> [WRITTEN EXERCISE] Copy the data that follows exactly. Include no pictures.

>> start DATA RECORDS

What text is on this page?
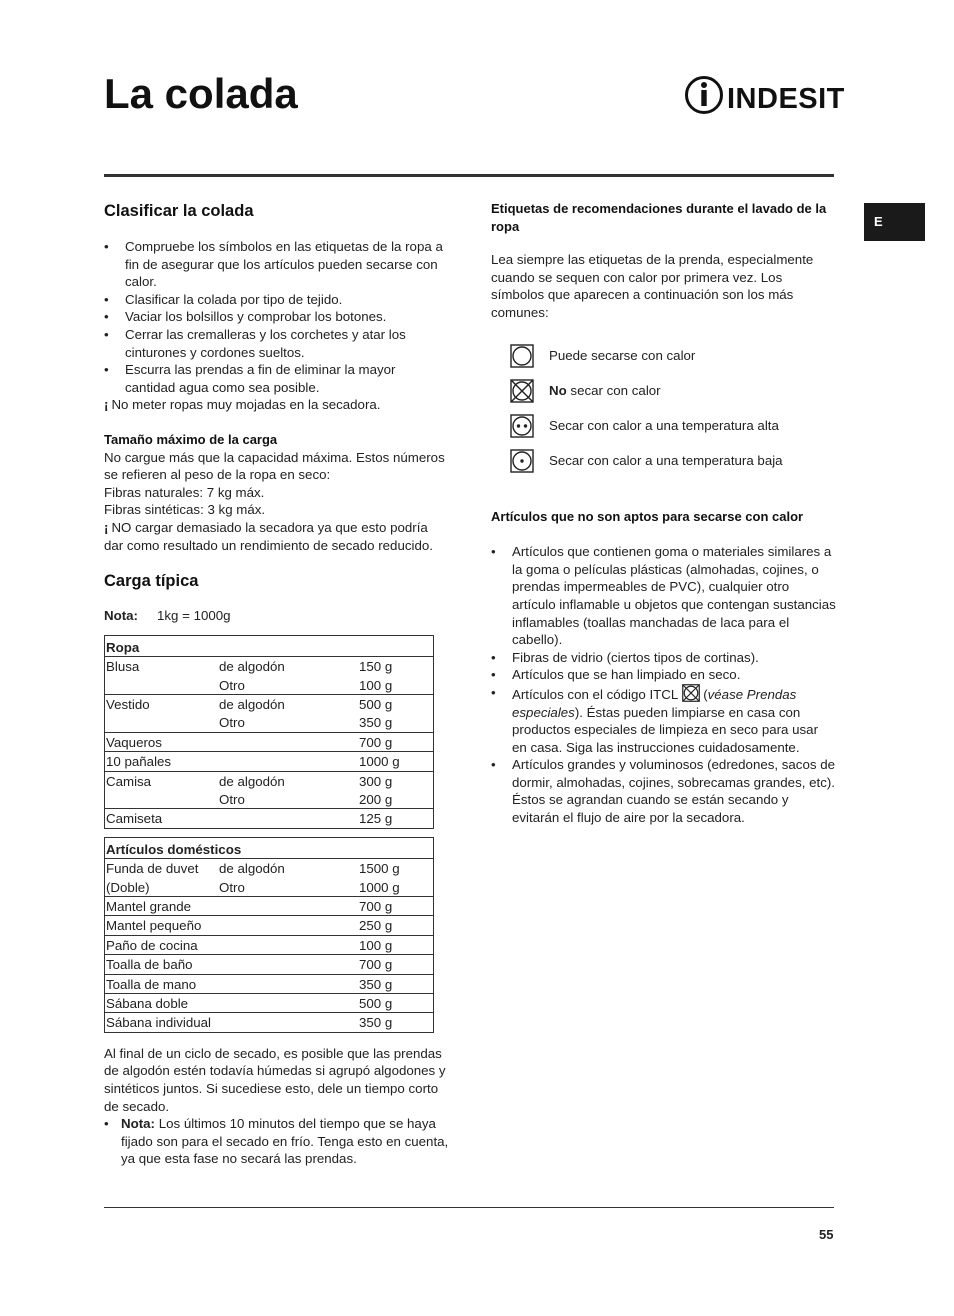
La colada	INDESIT
E
Clasificar la colada
• Compruebe los símbolos en las etiquetas de la ropa a fin de asegurar que los artículos pueden secarse con calor.
• Clasificar la colada por tipo de tejido.
• Vaciar los bolsillos y comprobar los botones.
• Cerrar las cremalleras y los corchetes y atar los cinturones y cordones sueltos.
• Escurra las prendas a fin de eliminar la mayor cantidad agua como sea posible.

¡ No meter ropas muy mojadas en la secadora.

Tamaño máximo de la carga

No cargue más que la capacidad máxima. Estos números se refieren al peso de la ropa en seco:

Fibras naturales: 7 kg máx.

Fibras sintéticas: 3 kg máx.

¡ NO cargar demasiado la secadora ya que esto podría dar como resultado un rendimiento de secado reducido.

Carga típica
Nota:	1kg = 1000g
Ropa		
Blusa	de algodón	150 g
	Otro	100 g
Vestido	de algodón	500 g
	Otro	350 g
Vaqueros		700 g
10 pañales		1000 g
Camisa	de algodón	300 g
	Otro	200 g
Camiseta		125 g
Artículos domésticos		
Funda de duvet	de algodón	1500 g
(Doble)	Otro	1000 g
Mantel grande		700 g
Mantel pequeño		250 g
Paño de cocina		100 g
Toalla de baño		700 g
Toalla de mano		350 g
Sábana doble		500 g
Sábana individual		350 g

Al final de un ciclo de secado, es posible que las prendas de algodón estén todavía húmedas si agrupó algodones y sintéticos juntos. Si sucediese esto, dele un tiempo corto de secado.

• Nota: Los últimos 10 minutos del tiempo que se haya fijado son para el secado en frío. Tenga esto en cuenta, ya que esta fase no secará las prendas.
Etiquetas de recomendaciones durante el lavado de la ropa

Lea siempre las etiquetas de la prenda, especialmente cuando se sequen con calor por primera vez. Los símbolos que aparecen a continuación son los más comunes:

Puede secarse con calor
No secar con calor
Secar con calor a una temperatura alta
Secar con calor a una temperatura baja
Artículos que no son aptos para secarse con calor
• Artículos que contienen goma o materiales similares a la goma o películas plásticas (almohadas, cojines, o prendas impermeables de PVC), cualquier otro artículo inflamable u objetos que contengan sustancias inflamables (toallas manchadas de laca para el cabello).
• Fibras de vidrio (ciertos tipos de cortinas).
• Artículos que se han limpiado en seco.
• Artículos con el código ITCL  (véase Prendas especiales). Éstas pueden limpiarse en casa con productos especiales de limpieza en seco para usar en casa. Siga las instrucciones cuidadosamente.
• Artículos grandes y voluminosos (edredones, sacos de dormir, almohadas, cojines, sobrecamas grandes, etc). Éstos se agrandan cuando se están secando y evitarán el flujo de aire por la secadora.
55
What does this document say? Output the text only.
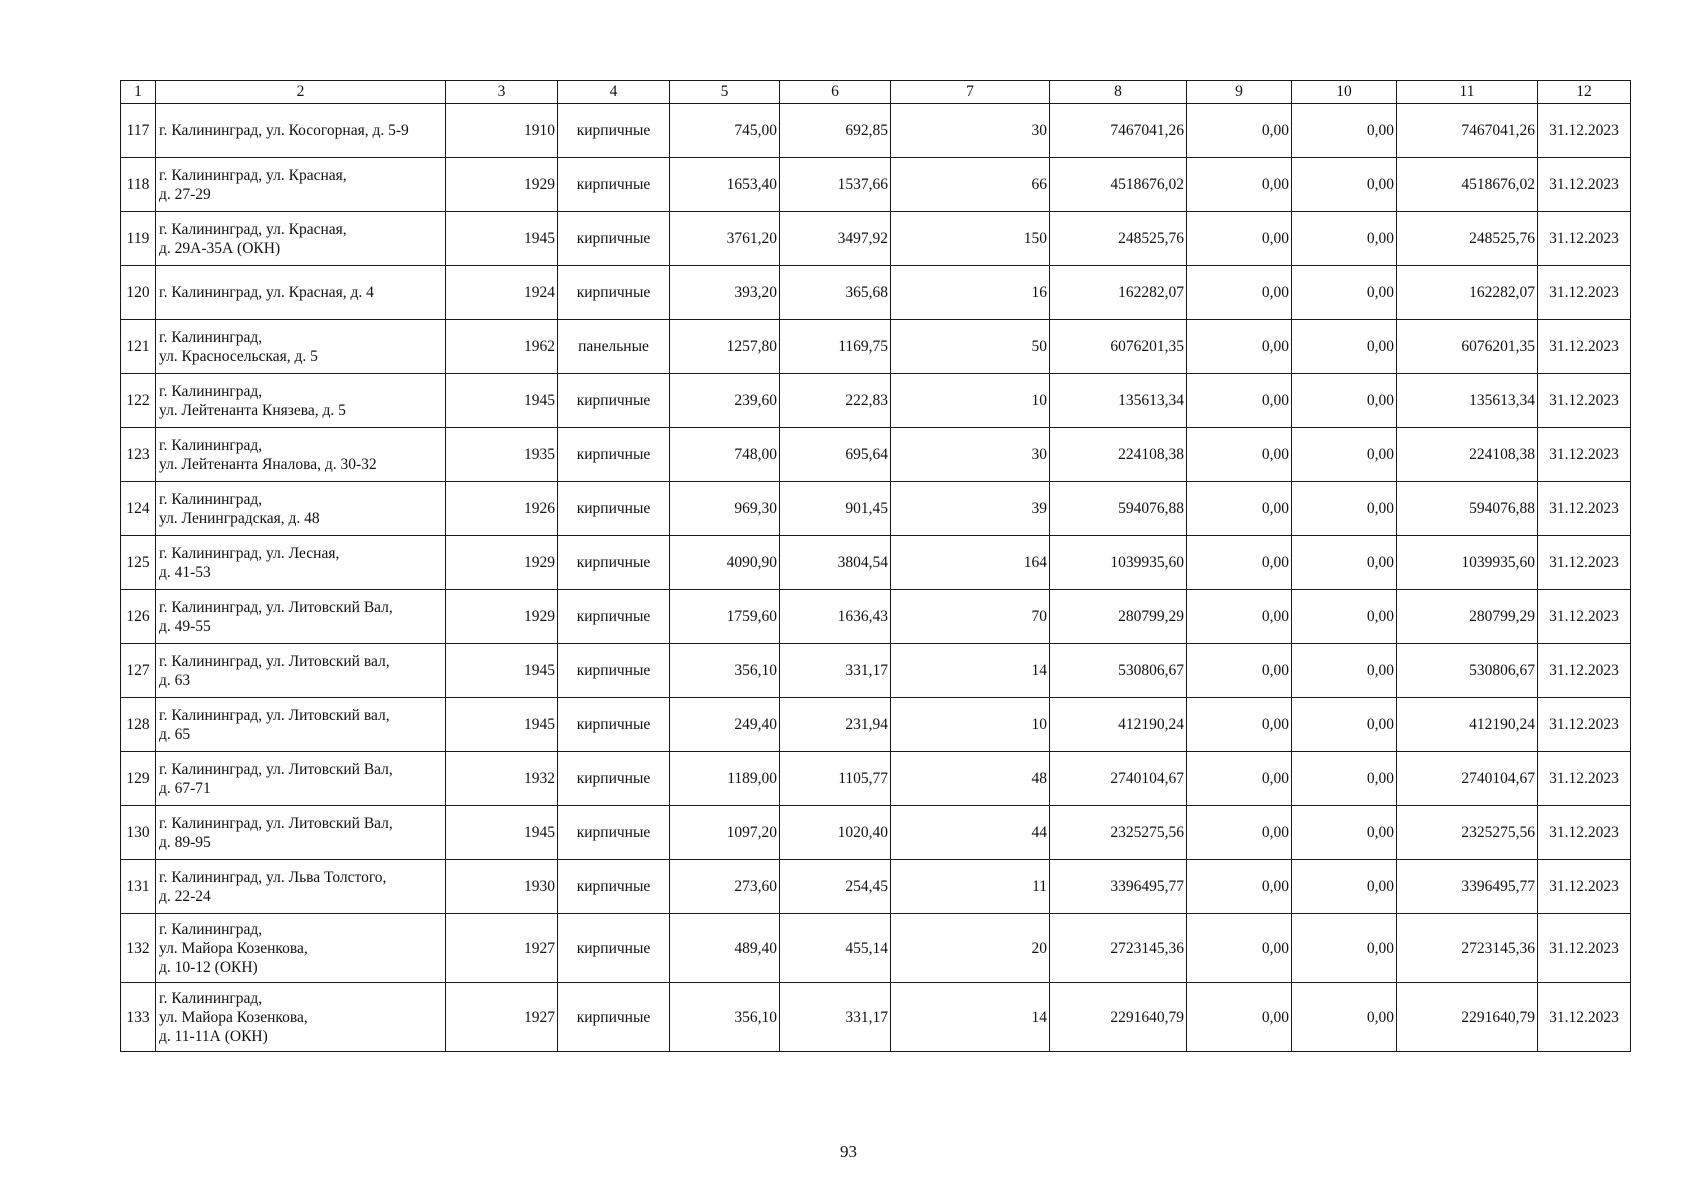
1	2	3	4	5	6	7	8	9	10	11	12
117	г. Калининград, ул. Косогорная, д. 5-9	1910	кирпичные	745,00	692,85	30	7467041,26	0,00	0,00	7467041,26	31.12.2023
118	г. Калининград, ул. Красная,
д. 27-29	1929	кирпичные	1653,40	1537,66	66	4518676,02	0,00	0,00	4518676,02	31.12.2023
119	г. Калининград, ул. Красная,
д. 29А-35А (ОКН)	1945	кирпичные	3761,20	3497,92	150	248525,76	0,00	0,00	248525,76	31.12.2023
120	г. Калининград, ул. Красная, д. 4	1924	кирпичные	393,20	365,68	16	162282,07	0,00	0,00	162282,07	31.12.2023
121	г. Калининград,
ул. Красносельская, д. 5	1962	панельные	1257,80	1169,75	50	6076201,35	0,00	0,00	6076201,35	31.12.2023
122	г. Калининград,
ул. Лейтенанта Князева, д. 5	1945	кирпичные	239,60	222,83	10	135613,34	0,00	0,00	135613,34	31.12.2023
123	г. Калининград,
ул. Лейтенанта Яналова, д. 30-32	1935	кирпичные	748,00	695,64	30	224108,38	0,00	0,00	224108,38	31.12.2023
124	г. Калининград,
ул. Ленинградская, д. 48	1926	кирпичные	969,30	901,45	39	594076,88	0,00	0,00	594076,88	31.12.2023
125	г. Калининград, ул. Лесная,
д. 41-53	1929	кирпичные	4090,90	3804,54	164	1039935,60	0,00	0,00	1039935,60	31.12.2023
126	г. Калининград, ул. Литовский Вал,
д. 49-55	1929	кирпичные	1759,60	1636,43	70	280799,29	0,00	0,00	280799,29	31.12.2023
127	г. Калининград, ул. Литовский вал,
д. 63	1945	кирпичные	356,10	331,17	14	530806,67	0,00	0,00	530806,67	31.12.2023
128	г. Калининград, ул. Литовский вал,
д. 65	1945	кирпичные	249,40	231,94	10	412190,24	0,00	0,00	412190,24	31.12.2023
129	г. Калининград, ул. Литовский Вал,
д. 67-71	1932	кирпичные	1189,00	1105,77	48	2740104,67	0,00	0,00	2740104,67	31.12.2023
130	г. Калининград, ул. Литовский Вал,
д. 89-95	1945	кирпичные	1097,20	1020,40	44	2325275,56	0,00	0,00	2325275,56	31.12.2023
131	г. Калининград, ул. Льва Толстого,
д. 22-24	1930	кирпичные	273,60	254,45	11	3396495,77	0,00	0,00	3396495,77	31.12.2023
132	г. Калининград,
ул. Майора Козенкова,
д. 10-12 (ОКН)	1927	кирпичные	489,40	455,14	20	2723145,36	0,00	0,00	2723145,36	31.12.2023
133	г. Калининград,
ул. Майора Козенкова,
д. 11-11А (ОКН)	1927	кирпичные	356,10	331,17	14	2291640,79	0,00	0,00	2291640,79	31.12.2023
93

>> end DATA RECORDS

> [WRITTEN RESPONSE]
What text is on this page?
La colada	INDESIT
E
Clasificar la colada
• Compruebe los símbolos en las etiquetas de la ropa a fin de asegurar que los artículos pueden secarse con calor.
• Clasificar la colada por tipo de tejido.
• Vaciar los bolsillos y comprobar los botones.
• Cerrar las cremalleras y los corchetes y atar los cinturones y cordones sueltos.
• Escurra las prendas a fin de eliminar la mayor cantidad agua como sea posible.

¡ No meter ropas muy mojadas en la secadora.

Tamaño máximo de la carga

No cargue más que la capacidad máxima. Estos números se refieren al peso de la ropa en seco:

Fibras naturales: 7 kg máx.

Fibras sintéticas: 3 kg máx.

¡ NO cargar demasiado la secadora ya que esto podría dar como resultado un rendimiento de secado reducido.

Carga típica
Nota:	1kg = 1000g
Ropa		
Blusa	de algodón	150 g
	Otro	100 g
Vestido	de algodón	500 g
	Otro	350 g
Vaqueros		700 g
10 pañales		1000 g
Camisa	de algodón	300 g
	Otro	200 g
Camiseta		125 g
Artículos domésticos		
Funda de duvet	de algodón	1500 g
(Doble)	Otro	1000 g
Mantel grande		700 g
Mantel pequeño		250 g
Paño de cocina		100 g
Toalla de baño		700 g
Toalla de mano		350 g
Sábana doble		500 g
Sábana individual		350 g

Al final de un ciclo de secado, es posible que las prendas de algodón estén todavía húmedas si agrupó algodones y sintéticos juntos. Si sucediese esto, dele un tiempo corto de secado.

• Nota: Los últimos 10 minutos del tiempo que se haya fijado son para el secado en frío. Tenga esto en cuenta, ya que esta fase no secará las prendas.
Etiquetas de recomendaciones durante el lavado de la ropa

Lea siempre las etiquetas de la prenda, especialmente cuando se sequen con calor por primera vez. Los símbolos que aparecen a continuación son los más comunes:

Puede secarse con calor
No secar con calor
Secar con calor a una temperatura alta
Secar con calor a una temperatura baja
Artículos que no son aptos para secarse con calor
• Artículos que contienen goma o materiales similares a la goma o películas plásticas (almohadas, cojines, o prendas impermeables de PVC), cualquier otro artículo inflamable u objetos que contengan sustancias inflamables (toallas manchadas de laca para el cabello).
• Fibras de vidrio (ciertos tipos de cortinas).
• Artículos que se han limpiado en seco.
• Artículos con el código ITCL  (véase Prendas especiales). Éstas pueden limpiarse en casa con productos especiales de limpieza en seco para usar en casa. Siga las instrucciones cuidadosamente.
• Artículos grandes y voluminosos (edredones, sacos de dormir, almohadas, cojines, sobrecamas grandes, etc). Éstos se agrandan cuando se están secando y evitarán el flujo de aire por la secadora.
55
What does this document say? Output the text only.
1	2	3	4	5	6	7	8	9	10	11	12
117	г. Калининград, ул. Косогорная, д. 5-9	1910	кирпичные	745,00	692,85	30	7467041,26	0,00	0,00	7467041,26	31.12.2023
118	г. Калининград, ул. Красная,
д. 27-29	1929	кирпичные	1653,40	1537,66	66	4518676,02	0,00	0,00	4518676,02	31.12.2023
119	г. Калининград, ул. Красная,
д. 29А-35А (ОКН)	1945	кирпичные	3761,20	3497,92	150	248525,76	0,00	0,00	248525,76	31.12.2023
120	г. Калининград, ул. Красная, д. 4	1924	кирпичные	393,20	365,68	16	162282,07	0,00	0,00	162282,07	31.12.2023
121	г. Калининград,
ул. Красносельская, д. 5	1962	панельные	1257,80	1169,75	50	6076201,35	0,00	0,00	6076201,35	31.12.2023
122	г. Калининград,
ул. Лейтенанта Князева, д. 5	1945	кирпичные	239,60	222,83	10	135613,34	0,00	0,00	135613,34	31.12.2023
123	г. Калининград,
ул. Лейтенанта Яналова, д. 30-32	1935	кирпичные	748,00	695,64	30	224108,38	0,00	0,00	224108,38	31.12.2023
124	г. Калининград,
ул. Ленинградская, д. 48	1926	кирпичные	969,30	901,45	39	594076,88	0,00	0,00	594076,88	31.12.2023
125	г. Калининград, ул. Лесная,
д. 41-53	1929	кирпичные	4090,90	3804,54	164	1039935,60	0,00	0,00	1039935,60	31.12.2023
126	г. Калининград, ул. Литовский Вал,
д. 49-55	1929	кирпичные	1759,60	1636,43	70	280799,29	0,00	0,00	280799,29	31.12.2023
127	г. Калининград, ул. Литовский вал,
д. 63	1945	кирпичные	356,10	331,17	14	530806,67	0,00	0,00	530806,67	31.12.2023
128	г. Калининград, ул. Литовский вал,
д. 65	1945	кирпичные	249,40	231,94	10	412190,24	0,00	0,00	412190,24	31.12.2023
129	г. Калининград, ул. Литовский Вал,
д. 67-71	1932	кирпичные	1189,00	1105,77	48	2740104,67	0,00	0,00	2740104,67	31.12.2023
130	г. Калининград, ул. Литовский Вал,
д. 89-95	1945	кирпичные	1097,20	1020,40	44	2325275,56	0,00	0,00	2325275,56	31.12.2023
131	г. Калининград, ул. Льва Толстого,
д. 22-24	1930	кирпичные	273,60	254,45	11	3396495,77	0,00	0,00	3396495,77	31.12.2023
132	г. Калининград,
ул. Майора Козенкова,
д. 10-12 (ОКН)	1927	кирпичные	489,40	455,14	20	2723145,36	0,00	0,00	2723145,36	31.12.2023
133	г. Калининград,
ул. Майора Козенкова,
д. 11-11А (ОКН)	1927	кирпичные	356,10	331,17	14	2291640,79	0,00	0,00	2291640,79	31.12.2023
93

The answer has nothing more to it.